> [Task details]:
Quote all of the data that follows exactly as written, skipping the images.

> [Dataset records]:

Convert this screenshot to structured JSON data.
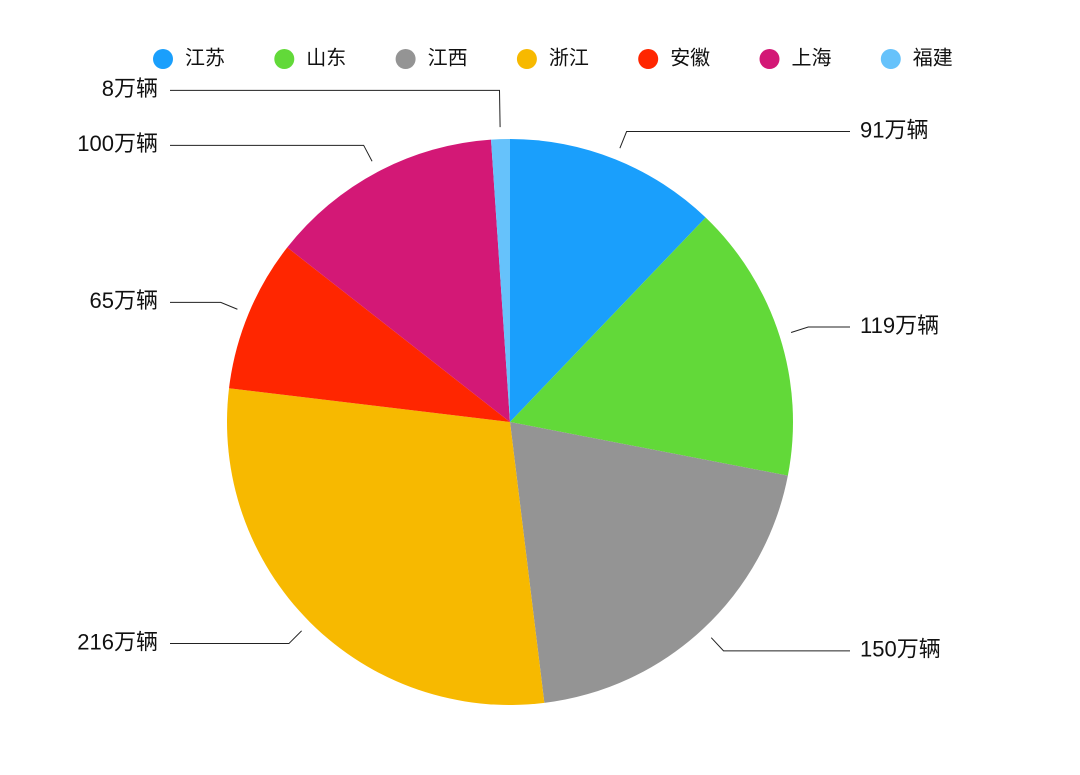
{
  "chart_data": {
    "type": "pie",
    "categories": [
      "江苏",
      "山东",
      "江西",
      "浙江",
      "安徽",
      "上海",
      "福建"
    ],
    "values": [
      91,
      119,
      150,
      216,
      65,
      100,
      8
    ],
    "value_labels": [
      "91万辆",
      "119万辆",
      "150万辆",
      "216万辆",
      "65万辆",
      "100万辆",
      "8万辆"
    ],
    "colors": [
      "#1a9ffc",
      "#62d939",
      "#949494",
      "#f7b900",
      "#ff2600",
      "#d31876",
      "#66c2fb"
    ],
    "legend": "top"
  }
}
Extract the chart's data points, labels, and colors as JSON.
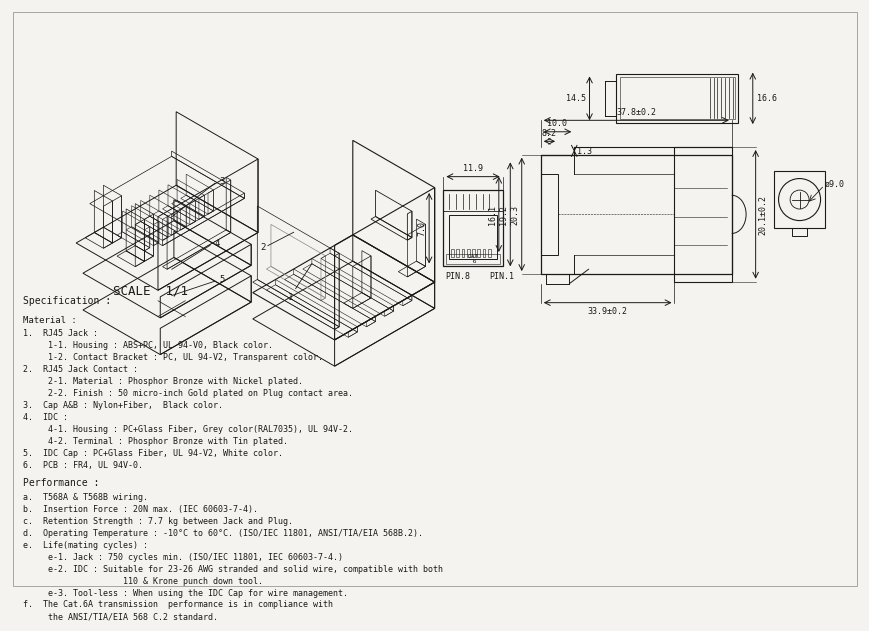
{
  "bg_color": "#f5f3ef",
  "line_color": "#1a1a1a",
  "scale_text": "SCALE  1/1",
  "spec_title": "Specification :",
  "material_title": "Material :",
  "material_lines": [
    "1.  RJ45 Jack :",
    "     1-1. Housing : ABS+PC, UL 94-V0, Black color.",
    "     1-2. Contact Bracket : PC, UL 94-V2, Transparent color.",
    "2.  RJ45 Jack Contact :",
    "     2-1. Material : Phosphor Bronze with Nickel plated.",
    "     2-2. Finish : 50 micro-inch Gold plated on Plug contact area.",
    "3.  Cap A&B : Nylon+Fiber,  Black color.",
    "4.  IDC :",
    "     4-1. Housing : PC+Glass Fiber, Grey color(RAL7035), UL 94V-2.",
    "     4-2. Terminal : Phosphor Bronze with Tin plated.",
    "5.  IDC Cap : PC+Glass Fiber, UL 94-V2, White color.",
    "6.  PCB : FR4, UL 94V-0."
  ],
  "performance_title": "Performance :",
  "performance_lines": [
    "a.  T568A & T568B wiring.",
    "b.  Insertion Force : 20N max. (IEC 60603-7-4).",
    "c.  Retention Strength : 7.7 kg between Jack and Plug.",
    "d.  Operating Temperature : -10°C to 60°C. (ISO/IEC 11801, ANSI/TIA/EIA 568B.2).",
    "e.  Life(mating cycles) :",
    "     e-1. Jack : 750 cycles min. (ISO/IEC 11801, IEC 60603-7-4.)",
    "     e-2. IDC : Suitable for 23-26 AWG stranded and solid wire, compatible with both",
    "                    110 & Krone punch down tool.",
    "     e-3. Tool-less : When using the IDC Cap for wire management.",
    "f.  The Cat.6A transmission  performance is in compliance with",
    "     the ANSI/TIA/EIA 568 C.2 standard."
  ],
  "dim_top_view": {
    "label_14_5": "14.5",
    "label_16_6": "16.6"
  },
  "dim_front_view": {
    "label_11_9": "11.9",
    "label_7_0": "7.0",
    "pin8": "PIN.8",
    "pin1": "PIN.1"
  },
  "dim_side_view": {
    "label_37_8": "37.8±0.2",
    "label_10_0": "10.0",
    "label_8_2": "8.2",
    "label_1_3": "1.3",
    "label_20_3": "20.3",
    "label_19_2": "19.2",
    "label_16_1": "16.1",
    "label_20_1": "20.1±0.2",
    "label_33_9": "33.9±0.2"
  },
  "dim_rear_view": {
    "label_9_0": "ø9.0"
  }
}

> [Finished task]:
Convert this screenshot to structured JSON data.
{
  "chart_data": {
    "type": "pie",
    "categories": [
      "江苏",
      "山东",
      "江西",
      "浙江",
      "安徽",
      "上海",
      "福建"
    ],
    "values": [
      91,
      119,
      150,
      216,
      65,
      100,
      8
    ],
    "value_labels": [
      "91万辆",
      "119万辆",
      "150万辆",
      "216万辆",
      "65万辆",
      "100万辆",
      "8万辆"
    ],
    "colors": [
      "#1a9ffc",
      "#62d939",
      "#949494",
      "#f7b900",
      "#ff2600",
      "#d31876",
      "#66c2fb"
    ],
    "legend": "top"
  }
}
Extract the chart's data points, labels, and colors as JSON.
{
  "bg_color": "#f5f3ef",
  "line_color": "#1a1a1a",
  "scale_text": "SCALE  1/1",
  "spec_title": "Specification :",
  "material_title": "Material :",
  "material_lines": [
    "1.  RJ45 Jack :",
    "     1-1. Housing : ABS+PC, UL 94-V0, Black color.",
    "     1-2. Contact Bracket : PC, UL 94-V2, Transparent color.",
    "2.  RJ45 Jack Contact :",
    "     2-1. Material : Phosphor Bronze with Nickel plated.",
    "     2-2. Finish : 50 micro-inch Gold plated on Plug contact area.",
    "3.  Cap A&B : Nylon+Fiber,  Black color.",
    "4.  IDC :",
    "     4-1. Housing : PC+Glass Fiber, Grey color(RAL7035), UL 94V-2.",
    "     4-2. Terminal : Phosphor Bronze with Tin plated.",
    "5.  IDC Cap : PC+Glass Fiber, UL 94-V2, White color.",
    "6.  PCB : FR4, UL 94V-0."
  ],
  "performance_title": "Performance :",
  "performance_lines": [
    "a.  T568A & T568B wiring.",
    "b.  Insertion Force : 20N max. (IEC 60603-7-4).",
    "c.  Retention Strength : 7.7 kg between Jack and Plug.",
    "d.  Operating Temperature : -10°C to 60°C. (ISO/IEC 11801, ANSI/TIA/EIA 568B.2).",
    "e.  Life(mating cycles) :",
    "     e-1. Jack : 750 cycles min. (ISO/IEC 11801, IEC 60603-7-4.)",
    "     e-2. IDC : Suitable for 23-26 AWG stranded and solid wire, compatible with both",
    "                    110 & Krone punch down tool.",
    "     e-3. Tool-less : When using the IDC Cap for wire management.",
    "f.  The Cat.6A transmission  performance is in compliance with",
    "     the ANSI/TIA/EIA 568 C.2 standard."
  ],
  "dim_top_view": {
    "label_14_5": "14.5",
    "label_16_6": "16.6"
  },
  "dim_front_view": {
    "label_11_9": "11.9",
    "label_7_0": "7.0",
    "pin8": "PIN.8",
    "pin1": "PIN.1"
  },
  "dim_side_view": {
    "label_37_8": "37.8±0.2",
    "label_10_0": "10.0",
    "label_8_2": "8.2",
    "label_1_3": "1.3",
    "label_20_3": "20.3",
    "label_19_2": "19.2",
    "label_16_1": "16.1",
    "label_20_1": "20.1±0.2",
    "label_33_9": "33.9±0.2"
  },
  "dim_rear_view": {
    "label_9_0": "ø9.0"
  }
}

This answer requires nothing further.